Your instructions:
Write out every single entry exactly.

(Stored items from a collection)
● ● ●

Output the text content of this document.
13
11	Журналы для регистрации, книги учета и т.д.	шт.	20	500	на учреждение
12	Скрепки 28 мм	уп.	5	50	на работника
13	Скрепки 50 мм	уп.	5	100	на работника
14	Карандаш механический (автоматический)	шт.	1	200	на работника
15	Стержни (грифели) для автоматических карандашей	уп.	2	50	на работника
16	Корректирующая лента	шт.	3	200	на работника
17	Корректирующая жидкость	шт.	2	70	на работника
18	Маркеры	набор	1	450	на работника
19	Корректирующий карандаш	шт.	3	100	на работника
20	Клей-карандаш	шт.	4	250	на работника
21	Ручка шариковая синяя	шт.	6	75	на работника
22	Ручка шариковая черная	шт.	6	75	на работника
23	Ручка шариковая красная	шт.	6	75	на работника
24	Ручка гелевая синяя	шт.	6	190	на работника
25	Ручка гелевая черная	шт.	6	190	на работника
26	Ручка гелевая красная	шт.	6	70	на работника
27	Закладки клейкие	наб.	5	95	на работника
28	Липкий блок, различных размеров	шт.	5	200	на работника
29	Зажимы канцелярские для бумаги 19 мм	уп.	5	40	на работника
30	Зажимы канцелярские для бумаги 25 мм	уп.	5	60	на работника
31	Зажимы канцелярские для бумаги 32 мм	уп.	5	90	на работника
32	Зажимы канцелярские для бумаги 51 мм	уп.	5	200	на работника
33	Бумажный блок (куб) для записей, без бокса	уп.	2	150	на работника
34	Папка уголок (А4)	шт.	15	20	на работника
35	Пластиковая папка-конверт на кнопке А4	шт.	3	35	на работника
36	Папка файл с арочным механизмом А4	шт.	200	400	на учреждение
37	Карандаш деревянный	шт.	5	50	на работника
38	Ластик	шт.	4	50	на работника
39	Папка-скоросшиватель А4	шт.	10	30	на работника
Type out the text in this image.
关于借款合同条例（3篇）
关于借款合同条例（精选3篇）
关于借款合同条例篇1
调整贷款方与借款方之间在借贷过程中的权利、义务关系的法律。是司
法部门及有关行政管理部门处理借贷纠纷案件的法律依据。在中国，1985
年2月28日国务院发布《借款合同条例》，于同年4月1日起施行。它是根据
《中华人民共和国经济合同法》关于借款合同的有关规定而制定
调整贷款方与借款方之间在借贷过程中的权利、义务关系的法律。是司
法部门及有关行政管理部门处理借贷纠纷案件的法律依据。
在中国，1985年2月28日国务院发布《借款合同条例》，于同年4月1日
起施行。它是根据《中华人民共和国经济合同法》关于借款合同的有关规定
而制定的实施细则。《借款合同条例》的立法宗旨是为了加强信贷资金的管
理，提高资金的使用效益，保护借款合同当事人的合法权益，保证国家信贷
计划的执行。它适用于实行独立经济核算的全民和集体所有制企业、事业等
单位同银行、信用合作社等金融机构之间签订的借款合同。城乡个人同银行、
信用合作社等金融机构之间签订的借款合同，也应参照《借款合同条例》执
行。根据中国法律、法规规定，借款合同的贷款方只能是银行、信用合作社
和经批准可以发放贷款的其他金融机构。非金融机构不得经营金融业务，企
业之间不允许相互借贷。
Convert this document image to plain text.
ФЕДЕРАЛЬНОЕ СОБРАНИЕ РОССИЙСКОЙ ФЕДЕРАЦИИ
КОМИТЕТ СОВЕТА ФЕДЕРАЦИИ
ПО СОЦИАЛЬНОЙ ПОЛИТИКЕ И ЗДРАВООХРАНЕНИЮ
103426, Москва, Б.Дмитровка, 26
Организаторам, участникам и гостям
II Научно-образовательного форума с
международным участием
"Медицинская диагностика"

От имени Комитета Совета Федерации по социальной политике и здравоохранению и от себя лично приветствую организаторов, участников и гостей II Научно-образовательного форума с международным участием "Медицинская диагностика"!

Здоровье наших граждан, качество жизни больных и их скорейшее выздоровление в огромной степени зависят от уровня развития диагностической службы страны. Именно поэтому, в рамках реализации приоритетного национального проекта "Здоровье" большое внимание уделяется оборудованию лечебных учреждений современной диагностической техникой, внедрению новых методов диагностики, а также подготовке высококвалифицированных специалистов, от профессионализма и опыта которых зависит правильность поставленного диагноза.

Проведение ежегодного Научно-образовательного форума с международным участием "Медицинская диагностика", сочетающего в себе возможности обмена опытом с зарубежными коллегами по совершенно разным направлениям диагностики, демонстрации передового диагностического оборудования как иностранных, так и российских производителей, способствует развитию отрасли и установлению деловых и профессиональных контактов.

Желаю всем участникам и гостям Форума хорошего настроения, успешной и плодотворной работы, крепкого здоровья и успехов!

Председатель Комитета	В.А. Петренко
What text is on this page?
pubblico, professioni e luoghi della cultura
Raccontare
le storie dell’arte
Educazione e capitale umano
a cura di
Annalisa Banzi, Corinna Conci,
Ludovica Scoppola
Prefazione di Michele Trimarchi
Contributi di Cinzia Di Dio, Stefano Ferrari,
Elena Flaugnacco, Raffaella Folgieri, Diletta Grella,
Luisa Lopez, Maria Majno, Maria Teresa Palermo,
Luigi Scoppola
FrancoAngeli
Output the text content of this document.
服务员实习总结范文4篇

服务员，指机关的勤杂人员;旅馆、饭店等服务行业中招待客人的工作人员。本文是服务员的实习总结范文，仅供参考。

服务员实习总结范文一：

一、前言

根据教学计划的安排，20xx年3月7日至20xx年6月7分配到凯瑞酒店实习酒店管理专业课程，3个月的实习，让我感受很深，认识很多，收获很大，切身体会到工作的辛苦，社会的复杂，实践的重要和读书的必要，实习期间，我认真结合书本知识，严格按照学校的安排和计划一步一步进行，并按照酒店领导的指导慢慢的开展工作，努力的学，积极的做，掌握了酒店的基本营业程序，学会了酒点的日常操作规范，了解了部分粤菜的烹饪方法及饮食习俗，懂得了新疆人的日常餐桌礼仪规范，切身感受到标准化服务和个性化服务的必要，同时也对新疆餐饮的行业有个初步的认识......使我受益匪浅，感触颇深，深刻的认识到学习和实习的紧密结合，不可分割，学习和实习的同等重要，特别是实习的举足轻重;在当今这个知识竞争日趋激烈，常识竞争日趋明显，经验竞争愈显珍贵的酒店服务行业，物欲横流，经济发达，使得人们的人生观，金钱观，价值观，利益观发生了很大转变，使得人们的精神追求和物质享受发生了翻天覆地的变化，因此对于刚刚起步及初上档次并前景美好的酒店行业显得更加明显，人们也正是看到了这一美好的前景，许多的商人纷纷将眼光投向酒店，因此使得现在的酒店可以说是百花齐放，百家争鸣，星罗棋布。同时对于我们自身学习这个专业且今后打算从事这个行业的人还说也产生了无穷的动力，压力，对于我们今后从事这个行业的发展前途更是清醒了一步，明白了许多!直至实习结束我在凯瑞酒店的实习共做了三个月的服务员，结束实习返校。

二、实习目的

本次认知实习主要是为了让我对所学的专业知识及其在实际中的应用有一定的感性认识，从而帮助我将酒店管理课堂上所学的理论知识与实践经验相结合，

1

● ● ●

Result:
Output the text content of this document.
13
11	Журналы для регистрации, книги учета и т.д.	шт.	20	500	на учреждение
12	Скрепки 28 мм	уп.	5	50	на работника
13	Скрепки 50 мм	уп.	5	100	на работника
14	Карандаш механический (автоматический)	шт.	1	200	на работника
15	Стержни (грифели) для автоматических карандашей	уп.	2	50	на работника
16	Корректирующая лента	шт.	3	200	на работника
17	Корректирующая жидкость	шт.	2	70	на работника
18	Маркеры	набор	1	450	на работника
19	Корректирующий карандаш	шт.	3	100	на работника
20	Клей-карандаш	шт.	4	250	на работника
21	Ручка шариковая синяя	шт.	6	75	на работника
22	Ручка шариковая черная	шт.	6	75	на работника
23	Ручка шариковая красная	шт.	6	75	на работника
24	Ручка гелевая синяя	шт.	6	190	на работника
25	Ручка гелевая черная	шт.	6	190	на работника
26	Ручка гелевая красная	шт.	6	70	на работника
27	Закладки клейкие	наб.	5	95	на работника
28	Липкий блок, различных размеров	шт.	5	200	на работника
29	Зажимы канцелярские для бумаги 19 мм	уп.	5	40	на работника
30	Зажимы канцелярские для бумаги 25 мм	уп.	5	60	на работника
31	Зажимы канцелярские для бумаги 32 мм	уп.	5	90	на работника
32	Зажимы канцелярские для бумаги 51 мм	уп.	5	200	на работника
33	Бумажный блок (куб) для записей, без бокса	уп.	2	150	на работника
34	Папка уголок (А4)	шт.	15	20	на работника
35	Пластиковая папка-конверт на кнопке А4	шт.	3	35	на работника
36	Папка файл с арочным механизмом А4	шт.	200	400	на учреждение
37	Карандаш деревянный	шт.	5	50	на работника
38	Ластик	шт.	4	50	на работника
39	Папка-скоросшиватель А4	шт.	10	30	на работника
Type out the text in this image.
关于借款合同条例（3篇）
关于借款合同条例（精选3篇）
关于借款合同条例篇1
调整贷款方与借款方之间在借贷过程中的权利、义务关系的法律。是司
法部门及有关行政管理部门处理借贷纠纷案件的法律依据。在中国，1985
年2月28日国务院发布《借款合同条例》，于同年4月1日起施行。它是根据
《中华人民共和国经济合同法》关于借款合同的有关规定而制定
调整贷款方与借款方之间在借贷过程中的权利、义务关系的法律。是司
法部门及有关行政管理部门处理借贷纠纷案件的法律依据。
在中国，1985年2月28日国务院发布《借款合同条例》，于同年4月1日
起施行。它是根据《中华人民共和国经济合同法》关于借款合同的有关规定
而制定的实施细则。《借款合同条例》的立法宗旨是为了加强信贷资金的管
理，提高资金的使用效益，保护借款合同当事人的合法权益，保证国家信贷
计划的执行。它适用于实行独立经济核算的全民和集体所有制企业、事业等
单位同银行、信用合作社等金融机构之间签订的借款合同。城乡个人同银行、
信用合作社等金融机构之间签订的借款合同，也应参照《借款合同条例》执
行。根据中国法律、法规规定，借款合同的贷款方只能是银行、信用合作社
和经批准可以发放贷款的其他金融机构。非金融机构不得经营金融业务，企
业之间不允许相互借贷。
Convert this document image to plain text.
ФЕДЕРАЛЬНОЕ СОБРАНИЕ РОССИЙСКОЙ ФЕДЕРАЦИИ
КОМИТЕТ СОВЕТА ФЕДЕРАЦИИ
ПО СОЦИАЛЬНОЙ ПОЛИТИКЕ И ЗДРАВООХРАНЕНИЮ
103426, Москва, Б.Дмитровка, 26
Организаторам, участникам и гостям
II Научно-образовательного форума с
международным участием
"Медицинская диагностика"

От имени Комитета Совета Федерации по социальной политике и здравоохранению и от себя лично приветствую организаторов, участников и гостей II Научно-образовательного форума с международным участием "Медицинская диагностика"!

Здоровье наших граждан, качество жизни больных и их скорейшее выздоровление в огромной степени зависят от уровня развития диагностической службы страны. Именно поэтому, в рамках реализации приоритетного национального проекта "Здоровье" большое внимание уделяется оборудованию лечебных учреждений современной диагностической техникой, внедрению новых методов диагностики, а также подготовке высококвалифицированных специалистов, от профессионализма и опыта которых зависит правильность поставленного диагноза.

Проведение ежегодного Научно-образовательного форума с международным участием "Медицинская диагностика", сочетающего в себе возможности обмена опытом с зарубежными коллегами по совершенно разным направлениям диагностики, демонстрации передового диагностического оборудования как иностранных, так и российских производителей, способствует развитию отрасли и установлению деловых и профессиональных контактов.

Желаю всем участникам и гостям Форума хорошего настроения, успешной и плодотворной работы, крепкого здоровья и успехов!

Председатель Комитета	В.А. Петренко
What text is on this page?
pubblico, professioni e luoghi della cultura
Raccontare
le storie dell’arte
Educazione e capitale umano
a cura di
Annalisa Banzi, Corinna Conci,
Ludovica Scoppola
Prefazione di Michele Trimarchi
Contributi di Cinzia Di Dio, Stefano Ferrari,
Elena Flaugnacco, Raffaella Folgieri, Diletta Grella,
Luisa Lopez, Maria Majno, Maria Teresa Palermo,
Luigi Scoppola
FrancoAngeli
Output the text content of this document.
服务员实习总结范文4篇

服务员，指机关的勤杂人员;旅馆、饭店等服务行业中招待客人的工作人员。本文是服务员的实习总结范文，仅供参考。

服务员实习总结范文一：

一、前言

根据教学计划的安排，20xx年3月7日至20xx年6月7分配到凯瑞酒店实习酒店管理专业课程，3个月的实习，让我感受很深，认识很多，收获很大，切身体会到工作的辛苦，社会的复杂，实践的重要和读书的必要，实习期间，我认真结合书本知识，严格按照学校的安排和计划一步一步进行，并按照酒店领导的指导慢慢的开展工作，努力的学，积极的做，掌握了酒店的基本营业程序，学会了酒点的日常操作规范，了解了部分粤菜的烹饪方法及饮食习俗，懂得了新疆人的日常餐桌礼仪规范，切身感受到标准化服务和个性化服务的必要，同时也对新疆餐饮的行业有个初步的认识......使我受益匪浅，感触颇深，深刻的认识到学习和实习的紧密结合，不可分割，学习和实习的同等重要，特别是实习的举足轻重;在当今这个知识竞争日趋激烈，常识竞争日趋明显，经验竞争愈显珍贵的酒店服务行业，物欲横流，经济发达，使得人们的人生观，金钱观，价值观，利益观发生了很大转变，使得人们的精神追求和物质享受发生了翻天覆地的变化，因此对于刚刚起步及初上档次并前景美好的酒店行业显得更加明显，人们也正是看到了这一美好的前景，许多的商人纷纷将眼光投向酒店，因此使得现在的酒店可以说是百花齐放，百家争鸣，星罗棋布。同时对于我们自身学习这个专业且今后打算从事这个行业的人还说也产生了无穷的动力，压力，对于我们今后从事这个行业的发展前途更是清醒了一步，明白了许多!直至实习结束我在凯瑞酒店的实习共做了三个月的服务员，结束实习返校。

二、实习目的

本次认知实习主要是为了让我对所学的专业知识及其在实际中的应用有一定的感性认识，从而帮助我将酒店管理课堂上所学的理论知识与实践经验相结合，

1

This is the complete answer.